* [Task prompt] Leave out the images; return the rest of the data exactly.

* [Given information]
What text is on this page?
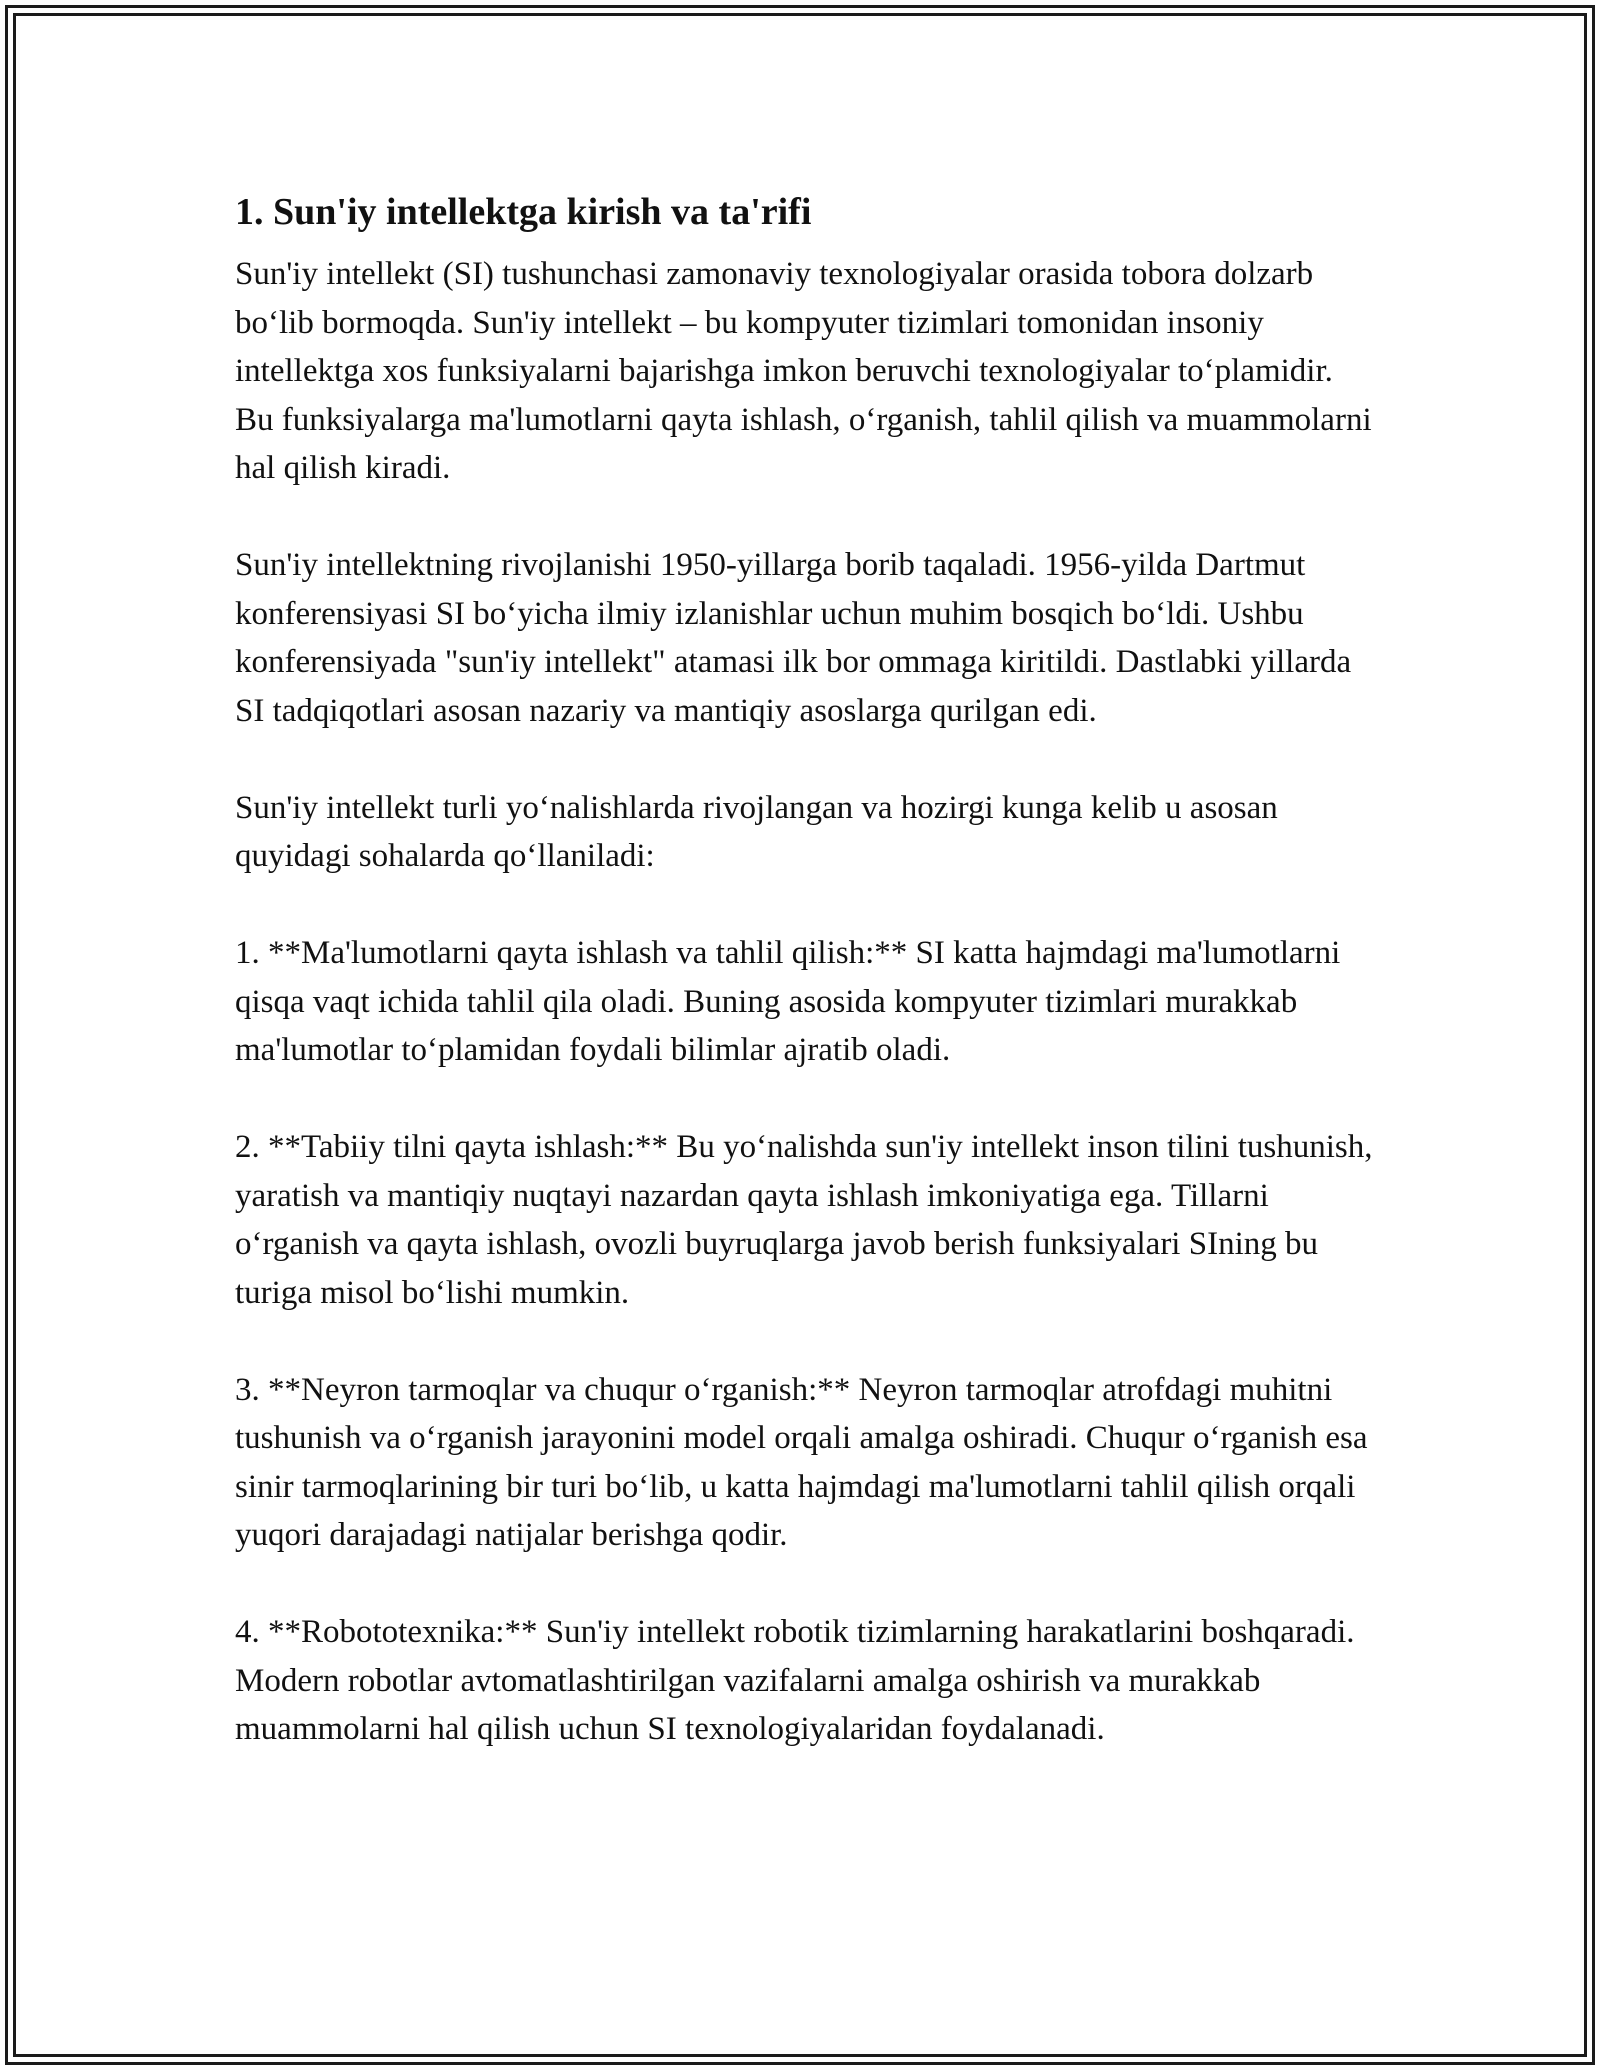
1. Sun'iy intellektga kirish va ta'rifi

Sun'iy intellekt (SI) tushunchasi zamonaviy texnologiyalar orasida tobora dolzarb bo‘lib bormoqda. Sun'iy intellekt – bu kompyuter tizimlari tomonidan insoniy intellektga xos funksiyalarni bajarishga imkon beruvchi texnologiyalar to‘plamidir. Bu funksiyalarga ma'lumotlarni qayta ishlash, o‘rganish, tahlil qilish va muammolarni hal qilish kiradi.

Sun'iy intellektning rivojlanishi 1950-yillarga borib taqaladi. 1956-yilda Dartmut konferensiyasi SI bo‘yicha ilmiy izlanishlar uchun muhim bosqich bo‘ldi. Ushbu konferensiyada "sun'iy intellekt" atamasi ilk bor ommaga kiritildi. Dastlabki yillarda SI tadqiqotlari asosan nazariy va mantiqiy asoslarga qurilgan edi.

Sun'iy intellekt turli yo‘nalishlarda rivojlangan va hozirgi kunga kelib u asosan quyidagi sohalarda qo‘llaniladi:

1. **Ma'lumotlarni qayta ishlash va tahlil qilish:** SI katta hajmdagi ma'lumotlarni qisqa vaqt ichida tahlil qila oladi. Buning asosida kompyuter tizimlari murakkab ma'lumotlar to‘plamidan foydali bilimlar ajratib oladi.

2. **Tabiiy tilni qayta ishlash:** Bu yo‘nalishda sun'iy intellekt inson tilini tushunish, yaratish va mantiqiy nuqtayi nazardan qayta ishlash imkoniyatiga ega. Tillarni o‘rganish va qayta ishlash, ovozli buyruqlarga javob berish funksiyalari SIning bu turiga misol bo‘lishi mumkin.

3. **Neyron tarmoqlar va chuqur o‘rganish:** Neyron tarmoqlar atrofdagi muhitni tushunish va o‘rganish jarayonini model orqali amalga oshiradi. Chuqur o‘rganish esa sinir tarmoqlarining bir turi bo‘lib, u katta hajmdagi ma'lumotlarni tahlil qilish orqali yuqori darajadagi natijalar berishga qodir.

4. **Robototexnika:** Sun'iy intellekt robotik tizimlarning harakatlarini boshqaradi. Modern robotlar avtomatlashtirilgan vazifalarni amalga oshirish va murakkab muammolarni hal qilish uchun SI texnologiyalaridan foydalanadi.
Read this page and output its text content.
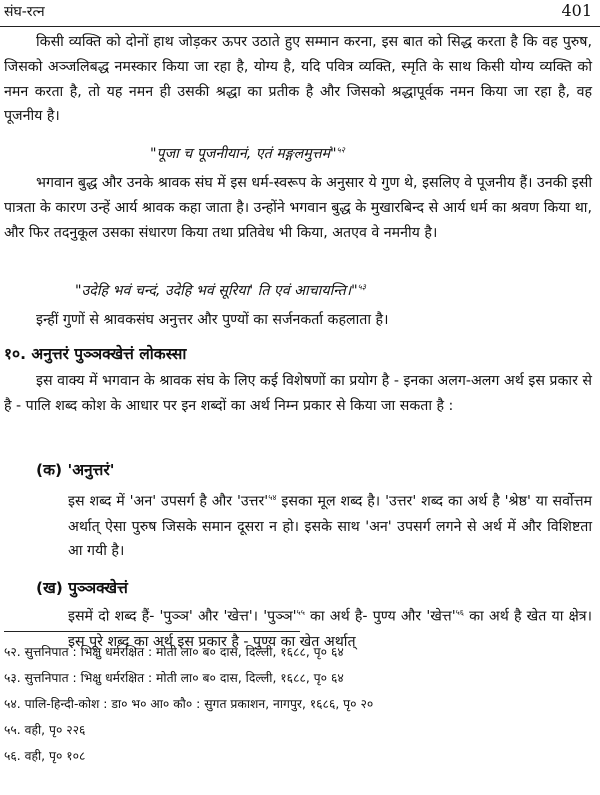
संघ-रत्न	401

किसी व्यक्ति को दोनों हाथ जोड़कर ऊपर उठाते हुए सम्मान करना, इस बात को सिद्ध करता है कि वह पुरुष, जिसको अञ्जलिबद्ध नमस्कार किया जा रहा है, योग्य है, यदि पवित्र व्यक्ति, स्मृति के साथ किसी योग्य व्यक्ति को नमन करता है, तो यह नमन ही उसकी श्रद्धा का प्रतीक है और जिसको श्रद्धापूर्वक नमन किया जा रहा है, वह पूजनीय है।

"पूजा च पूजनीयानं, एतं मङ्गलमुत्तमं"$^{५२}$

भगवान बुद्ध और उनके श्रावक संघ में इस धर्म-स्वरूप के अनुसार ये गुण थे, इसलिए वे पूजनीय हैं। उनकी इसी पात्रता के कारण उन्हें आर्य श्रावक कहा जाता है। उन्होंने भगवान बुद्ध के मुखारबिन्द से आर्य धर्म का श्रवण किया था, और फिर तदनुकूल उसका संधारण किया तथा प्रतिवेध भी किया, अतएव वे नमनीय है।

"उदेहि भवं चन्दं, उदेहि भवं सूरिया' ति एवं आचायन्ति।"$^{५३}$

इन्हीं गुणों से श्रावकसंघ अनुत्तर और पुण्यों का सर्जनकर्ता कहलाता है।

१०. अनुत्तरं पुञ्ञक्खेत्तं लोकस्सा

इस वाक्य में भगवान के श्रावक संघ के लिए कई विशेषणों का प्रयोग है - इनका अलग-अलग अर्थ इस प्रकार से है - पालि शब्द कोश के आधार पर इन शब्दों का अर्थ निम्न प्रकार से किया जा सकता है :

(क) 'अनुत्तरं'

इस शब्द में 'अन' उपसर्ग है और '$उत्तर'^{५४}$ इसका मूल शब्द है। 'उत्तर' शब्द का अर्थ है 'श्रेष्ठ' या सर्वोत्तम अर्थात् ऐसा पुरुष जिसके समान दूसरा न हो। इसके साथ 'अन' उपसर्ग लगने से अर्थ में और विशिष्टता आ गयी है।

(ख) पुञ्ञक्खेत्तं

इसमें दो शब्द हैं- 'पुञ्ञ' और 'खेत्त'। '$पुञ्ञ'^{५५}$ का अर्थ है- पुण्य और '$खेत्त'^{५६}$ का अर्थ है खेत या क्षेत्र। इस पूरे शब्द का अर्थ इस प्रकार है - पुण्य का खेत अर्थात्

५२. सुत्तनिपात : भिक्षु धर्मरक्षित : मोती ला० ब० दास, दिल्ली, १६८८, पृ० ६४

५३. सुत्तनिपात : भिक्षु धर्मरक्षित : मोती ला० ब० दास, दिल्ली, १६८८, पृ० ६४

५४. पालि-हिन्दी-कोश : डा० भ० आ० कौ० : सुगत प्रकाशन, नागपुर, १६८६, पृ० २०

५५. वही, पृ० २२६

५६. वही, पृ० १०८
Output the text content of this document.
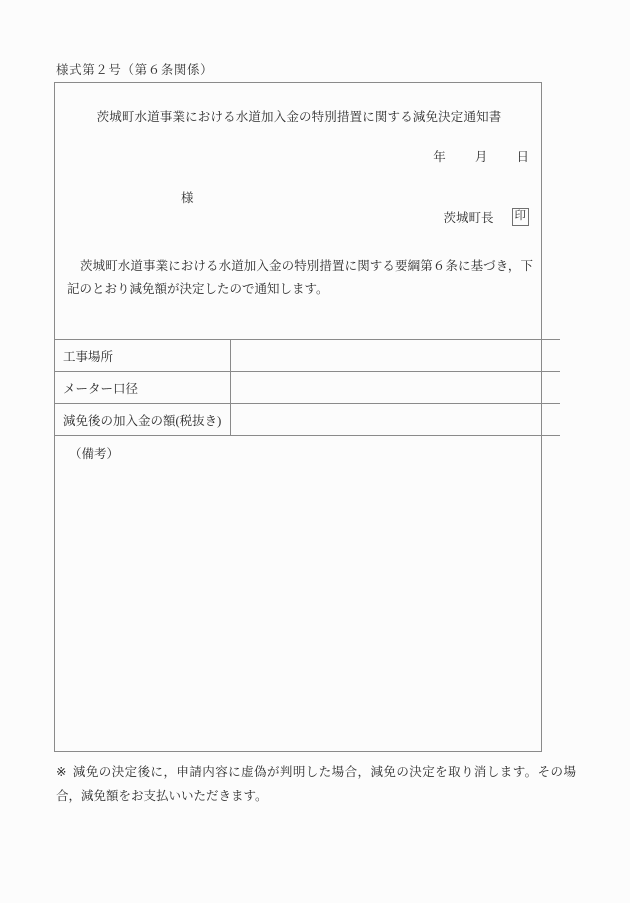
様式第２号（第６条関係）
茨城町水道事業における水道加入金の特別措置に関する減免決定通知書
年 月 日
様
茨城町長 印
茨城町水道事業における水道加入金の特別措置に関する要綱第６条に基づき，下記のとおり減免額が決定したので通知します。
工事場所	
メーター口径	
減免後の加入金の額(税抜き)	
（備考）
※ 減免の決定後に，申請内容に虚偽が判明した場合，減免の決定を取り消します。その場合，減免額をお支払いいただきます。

* [Solution for this exercise]
What text is on this page?
1. Sun'iy intellektga kirish va ta'rifi

Sun'iy intellekt (SI) tushunchasi zamonaviy texnologiyalar orasida tobora dolzarb bo‘lib bormoqda. Sun'iy intellekt – bu kompyuter tizimlari tomonidan insoniy intellektga xos funksiyalarni bajarishga imkon beruvchi texnologiyalar to‘plamidir. Bu funksiyalarga ma'lumotlarni qayta ishlash, o‘rganish, tahlil qilish va muammolarni hal qilish kiradi.

Sun'iy intellektning rivojlanishi 1950-yillarga borib taqaladi. 1956-yilda Dartmut konferensiyasi SI bo‘yicha ilmiy izlanishlar uchun muhim bosqich bo‘ldi. Ushbu konferensiyada "sun'iy intellekt" atamasi ilk bor ommaga kiritildi. Dastlabki yillarda SI tadqiqotlari asosan nazariy va mantiqiy asoslarga qurilgan edi.

Sun'iy intellekt turli yo‘nalishlarda rivojlangan va hozirgi kunga kelib u asosan quyidagi sohalarda qo‘llaniladi:

1. **Ma'lumotlarni qayta ishlash va tahlil qilish:** SI katta hajmdagi ma'lumotlarni qisqa vaqt ichida tahlil qila oladi. Buning asosida kompyuter tizimlari murakkab ma'lumotlar to‘plamidan foydali bilimlar ajratib oladi.

2. **Tabiiy tilni qayta ishlash:** Bu yo‘nalishda sun'iy intellekt inson tilini tushunish, yaratish va mantiqiy nuqtayi nazardan qayta ishlash imkoniyatiga ega. Tillarni o‘rganish va qayta ishlash, ovozli buyruqlarga javob berish funksiyalari SIning bu turiga misol bo‘lishi mumkin.

3. **Neyron tarmoqlar va chuqur o‘rganish:** Neyron tarmoqlar atrofdagi muhitni tushunish va o‘rganish jarayonini model orqali amalga oshiradi. Chuqur o‘rganish esa sinir tarmoqlarining bir turi bo‘lib, u katta hajmdagi ma'lumotlarni tahlil qilish orqali yuqori darajadagi natijalar berishga qodir.

4. **Robototexnika:** Sun'iy intellekt robotik tizimlarning harakatlarini boshqaradi. Modern robotlar avtomatlashtirilgan vazifalarni amalga oshirish va murakkab muammolarni hal qilish uchun SI texnologiyalaridan foydalanadi.
Read this page and output its text content.
संघ-रत्न	401

किसी व्यक्ति को दोनों हाथ जोड़कर ऊपर उठाते हुए सम्मान करना, इस बात को सिद्ध करता है कि वह पुरुष, जिसको अञ्जलिबद्ध नमस्कार किया जा रहा है, योग्य है, यदि पवित्र व्यक्ति, स्मृति के साथ किसी योग्य व्यक्ति को नमन करता है, तो यह नमन ही उसकी श्रद्धा का प्रतीक है और जिसको श्रद्धापूर्वक नमन किया जा रहा है, वह पूजनीय है।

"पूजा च पूजनीयानं, एतं मङ्गलमुत्तमं"$^{५२}$

भगवान बुद्ध और उनके श्रावक संघ में इस धर्म-स्वरूप के अनुसार ये गुण थे, इसलिए वे पूजनीय हैं। उनकी इसी पात्रता के कारण उन्हें आर्य श्रावक कहा जाता है। उन्होंने भगवान बुद्ध के मुखारबिन्द से आर्य धर्म का श्रवण किया था, और फिर तदनुकूल उसका संधारण किया तथा प्रतिवेध भी किया, अतएव वे नमनीय है।

"उदेहि भवं चन्दं, उदेहि भवं सूरिया' ति एवं आचायन्ति।"$^{५३}$

इन्हीं गुणों से श्रावकसंघ अनुत्तर और पुण्यों का सर्जनकर्ता कहलाता है।

१०. अनुत्तरं पुञ्ञक्खेत्तं लोकस्सा

इस वाक्य में भगवान के श्रावक संघ के लिए कई विशेषणों का प्रयोग है - इनका अलग-अलग अर्थ इस प्रकार से है - पालि शब्द कोश के आधार पर इन शब्दों का अर्थ निम्न प्रकार से किया जा सकता है :

(क) 'अनुत्तरं'

इस शब्द में 'अन' उपसर्ग है और '$उत्तर'^{५४}$ इसका मूल शब्द है। 'उत्तर' शब्द का अर्थ है 'श्रेष्ठ' या सर्वोत्तम अर्थात् ऐसा पुरुष जिसके समान दूसरा न हो। इसके साथ 'अन' उपसर्ग लगने से अर्थ में और विशिष्टता आ गयी है।

(ख) पुञ्ञक्खेत्तं

इसमें दो शब्द हैं- 'पुञ्ञ' और 'खेत्त'। '$पुञ्ञ'^{५५}$ का अर्थ है- पुण्य और '$खेत्त'^{५६}$ का अर्थ है खेत या क्षेत्र। इस पूरे शब्द का अर्थ इस प्रकार है - पुण्य का खेत अर्थात्

५२. सुत्तनिपात : भिक्षु धर्मरक्षित : मोती ला० ब० दास, दिल्ली, १६८८, पृ० ६४

५३. सुत्तनिपात : भिक्षु धर्मरक्षित : मोती ला० ब० दास, दिल्ली, १६८८, पृ० ६४

५४. पालि-हिन्दी-कोश : डा० भ० आ० कौ० : सुगत प्रकाशन, नागपुर, १६८६, पृ० २०

५५. वही, पृ० २२६

५६. वही, पृ० १०८
Output the text content of this document.
様式第２号（第６条関係）
茨城町水道事業における水道加入金の特別措置に関する減免決定通知書
年 月 日
様
茨城町長 印
茨城町水道事業における水道加入金の特別措置に関する要綱第６条に基づき，下記のとおり減免額が決定したので通知します。
工事場所	
メーター口径	
減免後の加入金の額(税抜き)	
（備考）
※ 減免の決定後に，申請内容に虚偽が判明した場合，減免の決定を取り消します。その場合，減免額をお支払いいただきます。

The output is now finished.